------ Document passage ------

Sri Lanka is easily one of the most accessible destinations in the Indian Ocean, where the cost of the Visa (at least for us on British Passports) is a whole lot cheaper than when travelling to India. Not to mention it is just really simple to organise them online and last minute through online agencies e.g. ETA Sri Lanka. But there is no doubt a lot to offer culturally on the island, with an old colonial feel of the British spice routes, mixed with the prominent Buddhist culture, and spatters of the regions Hindu roots. Not to forget the overall diversity in nature, the tropical island feel, the colourful traditions, and the fantastic food. All which can be found on a short Colombo sightseeing tour.
So Allan and Fanfan have always recommended Sri Lanka to us as a simple stopover destination between Europe and Asia, where a short 1-night stay or a quick weekend is recommended for any layover in the region. Although they had always opted for short stays in the coastal town of Negombo (below right) which is as close to Colombo Airport as the city centre is itself (as Colombo Airport is found on the outskirts of the city). But on our 1-day visit, we would arrive by cruise ship (organising our visas on the move with e-visums.co.uk) and embarked on a fuller day’s Colombo sightseeing tour.
The Tuk Tuk Tour
We arrived in Colombo harbour on a beautiful sunny morning and began the mile walk to the city centre. We did not make it. The temperature was in the high thirties and there was no shade. The driver of a passing Tuk Tuk realised we were struggling and offered us a tour of the best sights of the city. We gladly accepted if only to get into the shade and out of the scorching sun. We had been warned that some tuk-tuk drivers may try to take advantage of visitors but, in this case, our driver was very helpful and informative and took us to some very interesting places
We quickly reached the crowded city centre a vibrant noisy place with constant honking of hundreds of tuk-tuks. We certainly enjoyed our trip. It was exciting as the tuk-tuk weaved through the traffic and while it may not have been comfortable it was very convenient as we were able to hop in and out at the various sites.

------ Provided material ------

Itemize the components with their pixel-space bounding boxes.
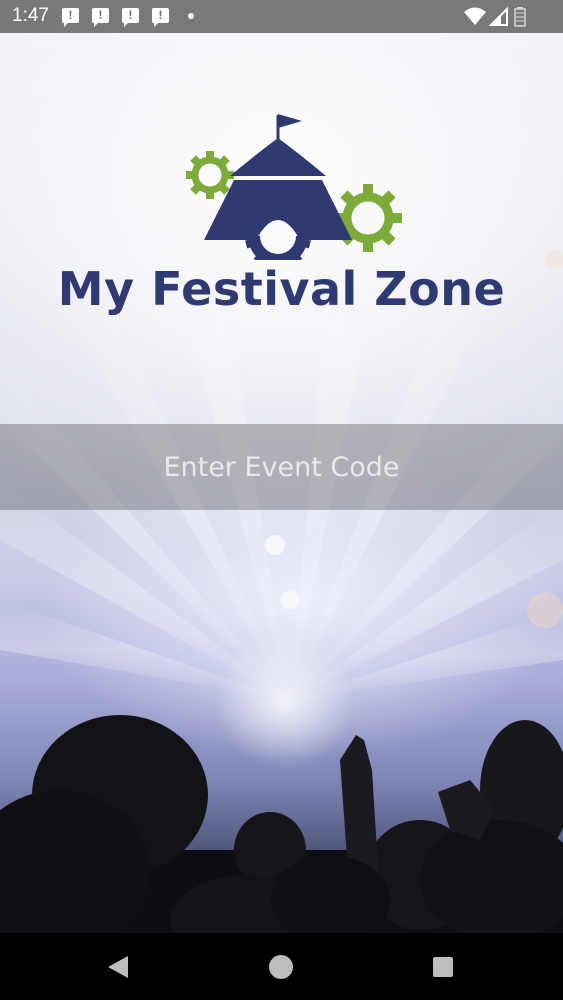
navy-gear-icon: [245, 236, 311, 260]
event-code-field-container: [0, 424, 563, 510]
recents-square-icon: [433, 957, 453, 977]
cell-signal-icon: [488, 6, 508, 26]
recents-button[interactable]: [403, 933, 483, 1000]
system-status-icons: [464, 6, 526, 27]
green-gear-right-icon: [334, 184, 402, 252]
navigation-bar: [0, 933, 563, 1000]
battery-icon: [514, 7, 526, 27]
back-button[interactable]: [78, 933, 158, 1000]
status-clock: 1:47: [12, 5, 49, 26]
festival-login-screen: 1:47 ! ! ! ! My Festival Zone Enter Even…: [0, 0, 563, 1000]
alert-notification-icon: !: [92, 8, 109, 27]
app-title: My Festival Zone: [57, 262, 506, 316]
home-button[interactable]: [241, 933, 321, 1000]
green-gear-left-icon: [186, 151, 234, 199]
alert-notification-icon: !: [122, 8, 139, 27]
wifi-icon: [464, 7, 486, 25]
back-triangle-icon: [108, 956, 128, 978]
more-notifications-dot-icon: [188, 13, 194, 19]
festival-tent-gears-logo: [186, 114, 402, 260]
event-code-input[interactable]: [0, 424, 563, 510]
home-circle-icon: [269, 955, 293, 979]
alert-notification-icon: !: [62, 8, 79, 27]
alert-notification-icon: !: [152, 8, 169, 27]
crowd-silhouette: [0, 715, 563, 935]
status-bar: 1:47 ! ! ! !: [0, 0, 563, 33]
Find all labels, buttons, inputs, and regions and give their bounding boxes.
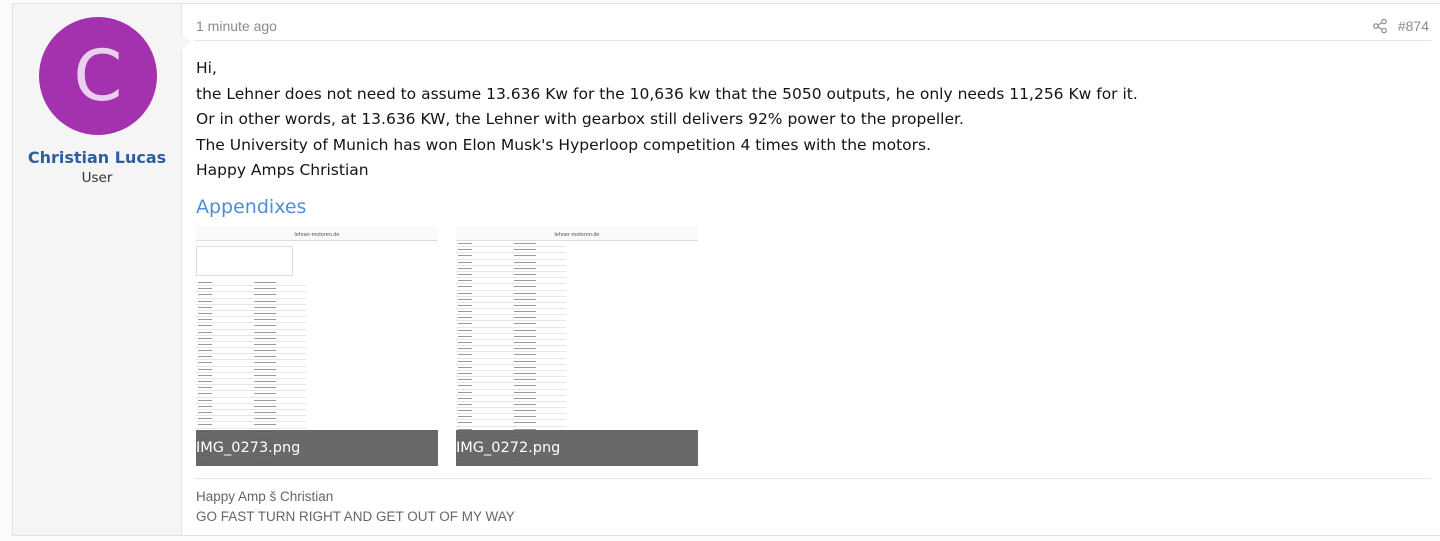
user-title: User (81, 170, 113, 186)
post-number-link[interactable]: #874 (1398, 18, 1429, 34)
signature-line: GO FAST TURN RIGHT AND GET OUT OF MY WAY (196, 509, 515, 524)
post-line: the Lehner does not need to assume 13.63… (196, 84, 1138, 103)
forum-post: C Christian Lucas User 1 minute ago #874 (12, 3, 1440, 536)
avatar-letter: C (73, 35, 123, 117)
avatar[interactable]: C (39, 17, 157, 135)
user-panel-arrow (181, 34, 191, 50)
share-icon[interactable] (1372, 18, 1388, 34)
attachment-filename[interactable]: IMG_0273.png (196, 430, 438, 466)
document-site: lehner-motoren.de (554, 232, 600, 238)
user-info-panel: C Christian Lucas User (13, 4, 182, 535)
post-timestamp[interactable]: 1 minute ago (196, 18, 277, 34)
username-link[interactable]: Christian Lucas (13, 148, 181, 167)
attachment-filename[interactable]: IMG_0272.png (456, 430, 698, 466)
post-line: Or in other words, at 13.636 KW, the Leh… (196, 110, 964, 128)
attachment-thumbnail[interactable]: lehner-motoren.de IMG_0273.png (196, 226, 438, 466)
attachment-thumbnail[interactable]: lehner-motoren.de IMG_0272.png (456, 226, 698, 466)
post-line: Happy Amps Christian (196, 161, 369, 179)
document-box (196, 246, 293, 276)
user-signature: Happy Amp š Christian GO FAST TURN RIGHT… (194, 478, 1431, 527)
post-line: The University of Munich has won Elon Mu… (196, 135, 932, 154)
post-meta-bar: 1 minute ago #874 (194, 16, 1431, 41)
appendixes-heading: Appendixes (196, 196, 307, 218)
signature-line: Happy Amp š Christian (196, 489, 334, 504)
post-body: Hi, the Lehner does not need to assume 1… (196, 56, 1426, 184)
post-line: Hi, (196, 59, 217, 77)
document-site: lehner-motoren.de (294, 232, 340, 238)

------

● The exercise:
Please write out the Sri Lanka passage again, starting at the words "Sri Lanka is" and stopping after "short Colombo sightseeing tour.", and change "fantastic" to "delicious".

● Answer in full:
Sri Lanka is easily one of the most accessible destinations in the Indian Ocean, where the cost of the Visa (at least for us on British Passports) is a whole lot cheaper than when travelling to India. Not to mention it is just really simple to organise them online and last minute through online agencies e.g. ETA Sri Lanka. But there is no doubt a lot to offer culturally on the island, with an old colonial feel of the British spice routes, mixed with the prominent Buddhist culture, and spatters of the regions Hindu roots. Not to forget the overall diversity in nature, the tropical island feel, the colourful traditions, and the delicious food. All which can be found on a short Colombo sightseeing tour.